### [Problem statement]
Restate the material word for word and leave out anything that is a picture.

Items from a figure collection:
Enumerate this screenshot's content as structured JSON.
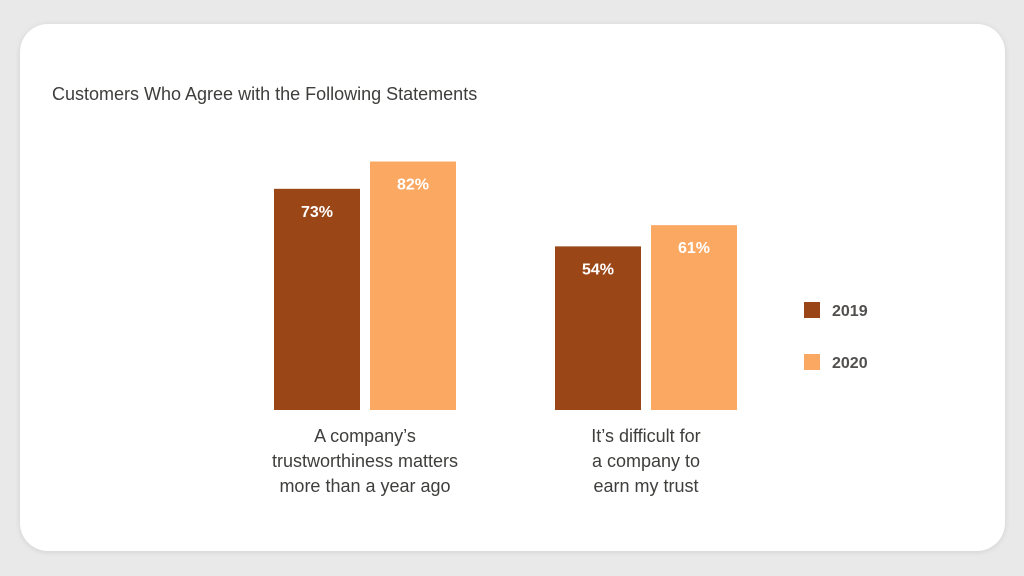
{
  "chart_data": {
    "type": "bar",
    "title": "Customers Who Agree with the Following Statements",
    "categories": [
      [
        "A company’s",
        "trustworthiness matters",
        "more than a year ago"
      ],
      [
        "It’s difficult for",
        "a company to",
        "earn my trust"
      ]
    ],
    "series": [
      {
        "name": "2019",
        "values": [
          73,
          54
        ],
        "color": "#9a4616"
      },
      {
        "name": "2020",
        "values": [
          82,
          61
        ],
        "color": "#fba863"
      }
    ],
    "value_suffix": "%",
    "legend_position": "right",
    "grid": false,
    "ylim": [
      0,
      100
    ]
  }
}
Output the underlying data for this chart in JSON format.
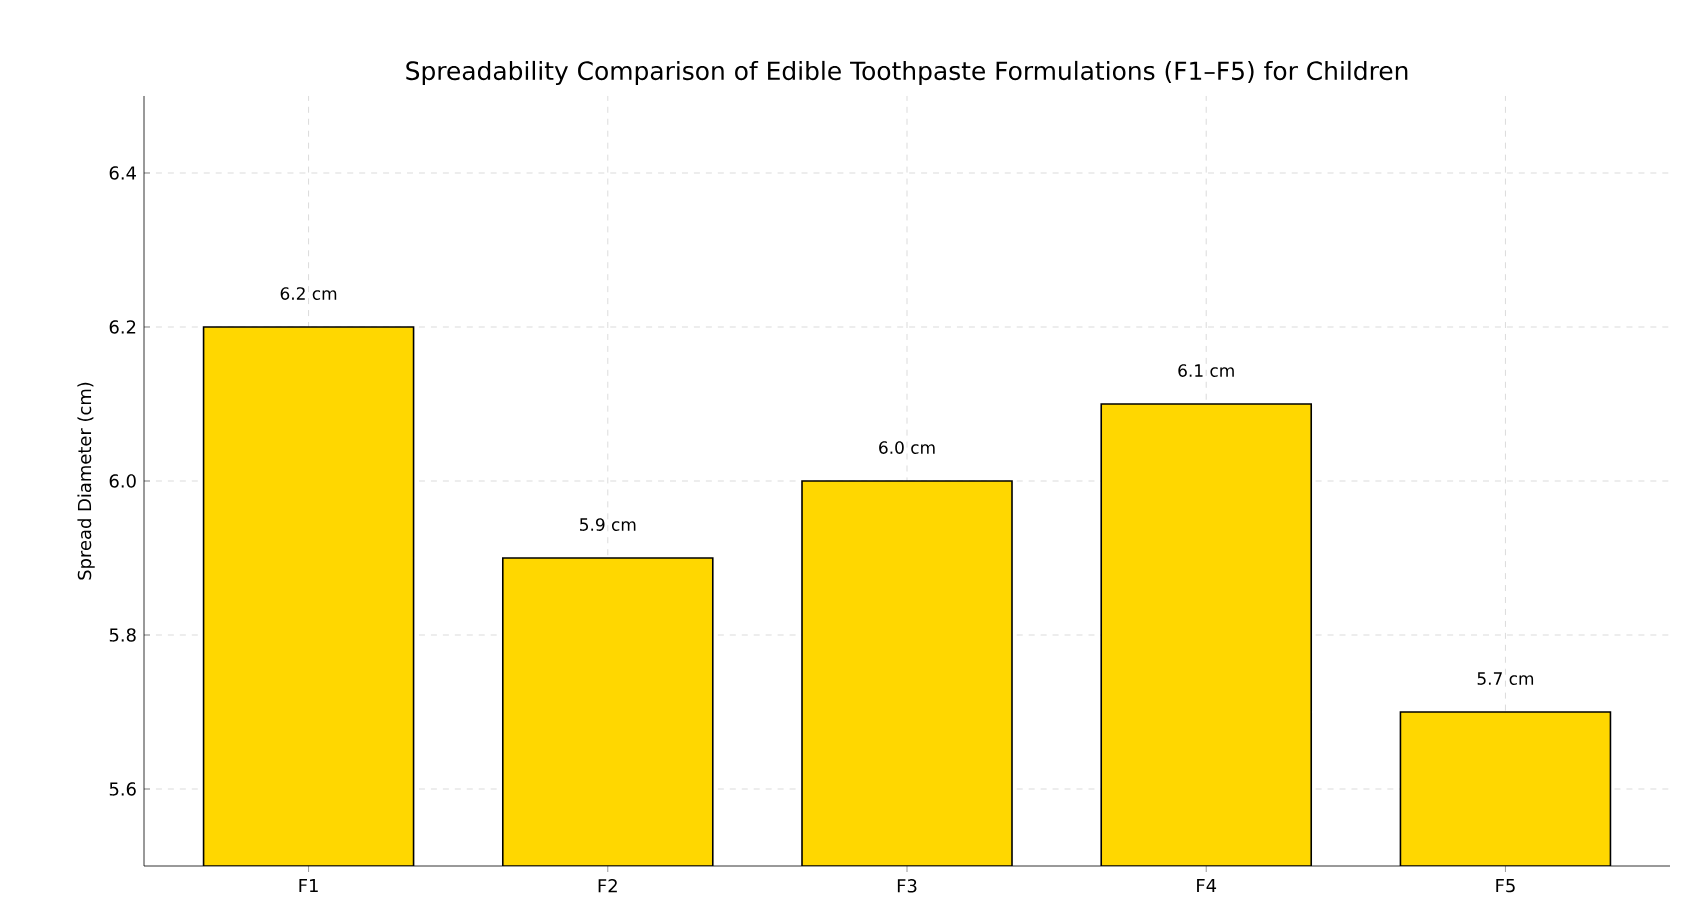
{
  "chart_data": {
    "type": "bar",
    "title": "Spreadability Comparison of Edible Toothpaste Formulations (F1–F5) for Children",
    "ylabel": "Spread Diameter (cm)",
    "categories": [
      "F1",
      "F2",
      "F3",
      "F4",
      "F5"
    ],
    "values": [
      6.2,
      5.9,
      6.0,
      6.1,
      5.7
    ],
    "value_labels": [
      "6.2 cm",
      "5.9 cm",
      "6.0 cm",
      "6.1 cm",
      "5.7 cm"
    ],
    "color": "#ffd700",
    "ylim": [
      5.5,
      6.5
    ],
    "yticks": [
      {
        "value": 5.6,
        "label": "5.6"
      },
      {
        "value": 5.8,
        "label": "5.8"
      },
      {
        "value": 6.0,
        "label": "6.0"
      },
      {
        "value": 6.2,
        "label": "6.2"
      },
      {
        "value": 6.4,
        "label": "6.4"
      }
    ],
    "grid": true
  }
}
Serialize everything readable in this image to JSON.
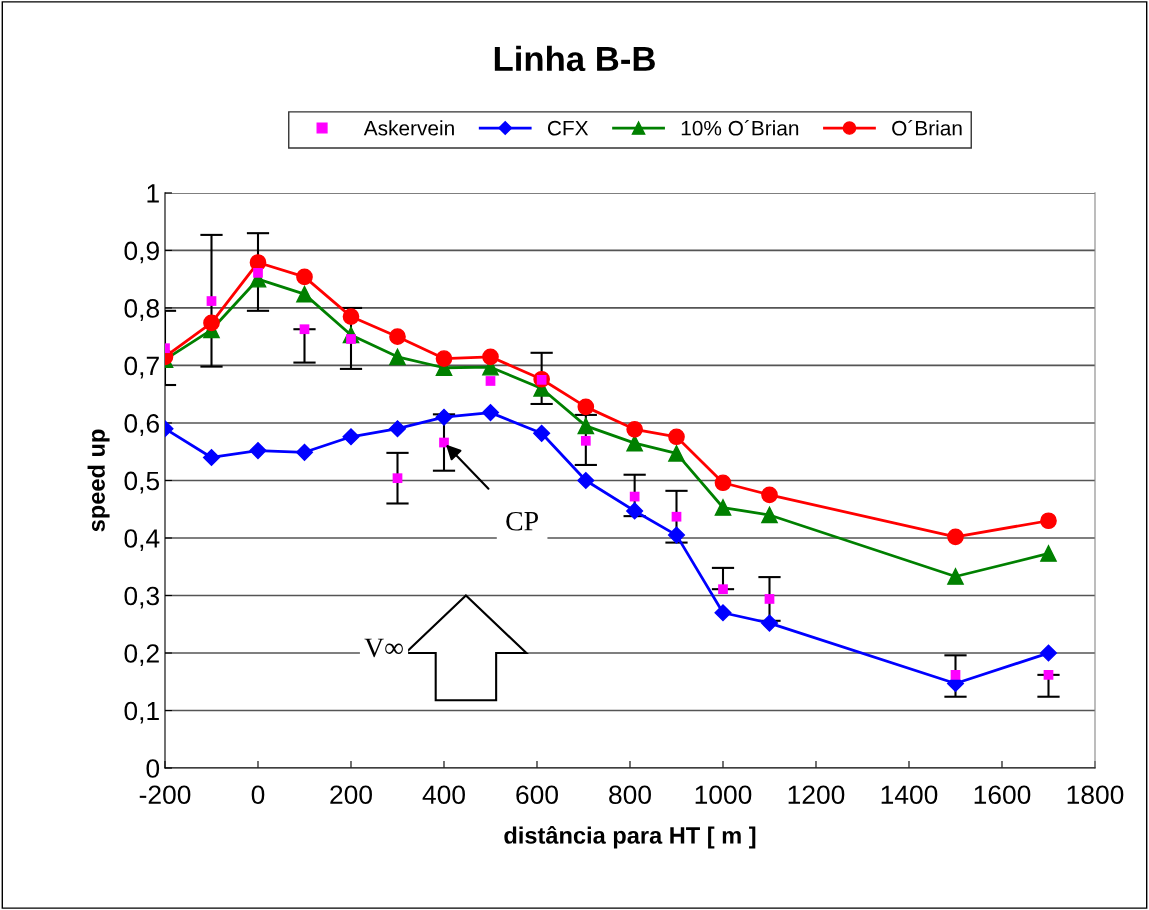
{
  "chart_data": {
    "type": "line",
    "title": "Linha B-B",
    "xlabel": "distância para HT [ m ]",
    "ylabel": "speed up",
    "x": [
      -200,
      -100,
      0,
      100,
      200,
      300,
      400,
      500,
      610,
      705,
      810,
      900,
      1000,
      1100,
      1500,
      1700
    ],
    "series": [
      {
        "name": "Askervein",
        "type": "scatter",
        "color": "#ff00ff",
        "marker": "square",
        "values": [
          0.73,
          0.812,
          0.861,
          0.763,
          0.746,
          0.504,
          0.566,
          0.673,
          0.675,
          0.569,
          0.472,
          0.437,
          0.311,
          0.294,
          0.162,
          0.162
        ],
        "errors": [
          [
            0.666,
            0.795
          ],
          [
            0.698,
            0.927
          ],
          [
            0.795,
            0.93
          ],
          [
            0.705,
            0.763
          ],
          [
            0.694,
            0.8
          ],
          [
            0.46,
            0.548
          ],
          [
            0.517,
            0.615
          ],
          null,
          [
            0.633,
            0.722
          ],
          [
            0.527,
            0.614
          ],
          [
            0.438,
            0.51
          ],
          [
            0.392,
            0.482
          ],
          [
            0.311,
            0.348
          ],
          [
            0.256,
            0.332
          ],
          [
            0.124,
            0.196
          ],
          [
            0.124,
            0.162
          ]
        ]
      },
      {
        "name": "CFX",
        "color": "#0000ff",
        "marker": "diamond",
        "values": [
          0.59,
          0.54,
          0.552,
          0.549,
          0.576,
          0.59,
          0.61,
          0.618,
          0.582,
          0.5,
          0.447,
          0.405,
          0.27,
          0.252,
          0.147,
          0.2
        ]
      },
      {
        "name": "10% O´Brian",
        "color": "#008000",
        "marker": "triangle",
        "values": [
          0.71,
          0.762,
          0.85,
          0.824,
          0.753,
          0.715,
          0.696,
          0.697,
          0.66,
          0.595,
          0.565,
          0.547,
          0.453,
          0.44,
          0.333,
          0.373
        ]
      },
      {
        "name": "O´Brian",
        "color": "#ff0000",
        "marker": "circle",
        "values": [
          0.715,
          0.774,
          0.879,
          0.854,
          0.785,
          0.75,
          0.712,
          0.715,
          0.676,
          0.628,
          0.589,
          0.576,
          0.496,
          0.475,
          0.402,
          0.43
        ]
      }
    ],
    "xlim": [
      -200,
      1800
    ],
    "xticks": [
      -200,
      0,
      200,
      400,
      600,
      800,
      1000,
      1200,
      1400,
      1600,
      1800
    ],
    "ylim": [
      0,
      1
    ],
    "yticks": [
      0,
      {
        "value": 0.1,
        "label": "0,1"
      },
      {
        "value": 0.2,
        "label": "0,2"
      },
      {
        "value": 0.3,
        "label": "0,3"
      },
      {
        "value": 0.4,
        "label": "0,4"
      },
      {
        "value": 0.5,
        "label": "0,5"
      },
      {
        "value": 0.6,
        "label": "0,6"
      },
      {
        "value": 0.7,
        "label": "0,7"
      },
      {
        "value": 0.8,
        "label": "0,8"
      },
      {
        "value": 0.9,
        "label": "0,9"
      },
      1
    ],
    "annotations": [
      {
        "text": "CP",
        "x": 400,
        "y": 0.566
      },
      "V∞"
    ],
    "grid": "y",
    "legend": "top",
    "line_style": "solid"
  }
}
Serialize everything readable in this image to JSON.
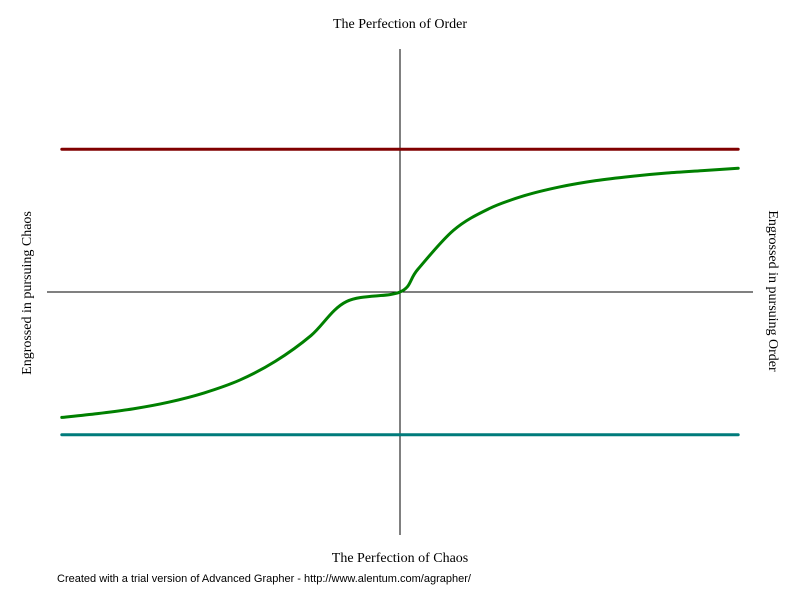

### [Written response]
Enumerate this screenshot's content as structured JSON.
{
  "chart_data": {
    "type": "bar",
    "title": "Customers Who Agree with the Following Statements",
    "categories": [
      [
        "A company’s",
        "trustworthiness matters",
        "more than a year ago"
      ],
      [
        "It’s difficult for",
        "a company to",
        "earn my trust"
      ]
    ],
    "series": [
      {
        "name": "2019",
        "values": [
          73,
          54
        ],
        "color": "#9a4616"
      },
      {
        "name": "2020",
        "values": [
          82,
          61
        ],
        "color": "#fba863"
      }
    ],
    "value_suffix": "%",
    "legend_position": "right",
    "grid": false,
    "ylim": [
      0,
      100
    ]
  }
}
Output the underlying data for this chart in JSON format.
{
  "chart_data": {
    "type": "bar",
    "title": "Spreadability Comparison of Edible Toothpaste Formulations (F1–F5) for Children",
    "ylabel": "Spread Diameter (cm)",
    "categories": [
      "F1",
      "F2",
      "F3",
      "F4",
      "F5"
    ],
    "values": [
      6.2,
      5.9,
      6.0,
      6.1,
      5.7
    ],
    "value_labels": [
      "6.2 cm",
      "5.9 cm",
      "6.0 cm",
      "6.1 cm",
      "5.7 cm"
    ],
    "color": "#ffd700",
    "ylim": [
      5.5,
      6.5
    ],
    "yticks": [
      {
        "value": 5.6,
        "label": "5.6"
      },
      {
        "value": 5.8,
        "label": "5.8"
      },
      {
        "value": 6.0,
        "label": "6.0"
      },
      {
        "value": 6.2,
        "label": "6.2"
      },
      {
        "value": 6.4,
        "label": "6.4"
      }
    ],
    "grid": true
  }
}
Serialize everything readable in this image to JSON.
{
  "chart_data": {
    "type": "line",
    "title": "Linha B-B",
    "xlabel": "distância para HT [ m ]",
    "ylabel": "speed up",
    "x": [
      -200,
      -100,
      0,
      100,
      200,
      300,
      400,
      500,
      610,
      705,
      810,
      900,
      1000,
      1100,
      1500,
      1700
    ],
    "series": [
      {
        "name": "Askervein",
        "type": "scatter",
        "color": "#ff00ff",
        "marker": "square",
        "values": [
          0.73,
          0.812,
          0.861,
          0.763,
          0.746,
          0.504,
          0.566,
          0.673,
          0.675,
          0.569,
          0.472,
          0.437,
          0.311,
          0.294,
          0.162,
          0.162
        ],
        "errors": [
          [
            0.666,
            0.795
          ],
          [
            0.698,
            0.927
          ],
          [
            0.795,
            0.93
          ],
          [
            0.705,
            0.763
          ],
          [
            0.694,
            0.8
          ],
          [
            0.46,
            0.548
          ],
          [
            0.517,
            0.615
          ],
          null,
          [
            0.633,
            0.722
          ],
          [
            0.527,
            0.614
          ],
          [
            0.438,
            0.51
          ],
          [
            0.392,
            0.482
          ],
          [
            0.311,
            0.348
          ],
          [
            0.256,
            0.332
          ],
          [
            0.124,
            0.196
          ],
          [
            0.124,
            0.162
          ]
        ]
      },
      {
        "name": "CFX",
        "color": "#0000ff",
        "marker": "diamond",
        "values": [
          0.59,
          0.54,
          0.552,
          0.549,
          0.576,
          0.59,
          0.61,
          0.618,
          0.582,
          0.5,
          0.447,
          0.405,
          0.27,
          0.252,
          0.147,
          0.2
        ]
      },
      {
        "name": "10% O´Brian",
        "color": "#008000",
        "marker": "triangle",
        "values": [
          0.71,
          0.762,
          0.85,
          0.824,
          0.753,
          0.715,
          0.696,
          0.697,
          0.66,
          0.595,
          0.565,
          0.547,
          0.453,
          0.44,
          0.333,
          0.373
        ]
      },
      {
        "name": "O´Brian",
        "color": "#ff0000",
        "marker": "circle",
        "values": [
          0.715,
          0.774,
          0.879,
          0.854,
          0.785,
          0.75,
          0.712,
          0.715,
          0.676,
          0.628,
          0.589,
          0.576,
          0.496,
          0.475,
          0.402,
          0.43
        ]
      }
    ],
    "xlim": [
      -200,
      1800
    ],
    "xticks": [
      -200,
      0,
      200,
      400,
      600,
      800,
      1000,
      1200,
      1400,
      1600,
      1800
    ],
    "ylim": [
      0,
      1
    ],
    "yticks": [
      0,
      {
        "value": 0.1,
        "label": "0,1"
      },
      {
        "value": 0.2,
        "label": "0,2"
      },
      {
        "value": 0.3,
        "label": "0,3"
      },
      {
        "value": 0.4,
        "label": "0,4"
      },
      {
        "value": 0.5,
        "label": "0,5"
      },
      {
        "value": 0.6,
        "label": "0,6"
      },
      {
        "value": 0.7,
        "label": "0,7"
      },
      {
        "value": 0.8,
        "label": "0,8"
      },
      {
        "value": 0.9,
        "label": "0,9"
      },
      1
    ],
    "annotations": [
      {
        "text": "CP",
        "x": 400,
        "y": 0.566
      },
      "V∞"
    ],
    "grid": "y",
    "legend": "top",
    "line_style": "solid"
  }
}
Serialize everything readable in this image to JSON.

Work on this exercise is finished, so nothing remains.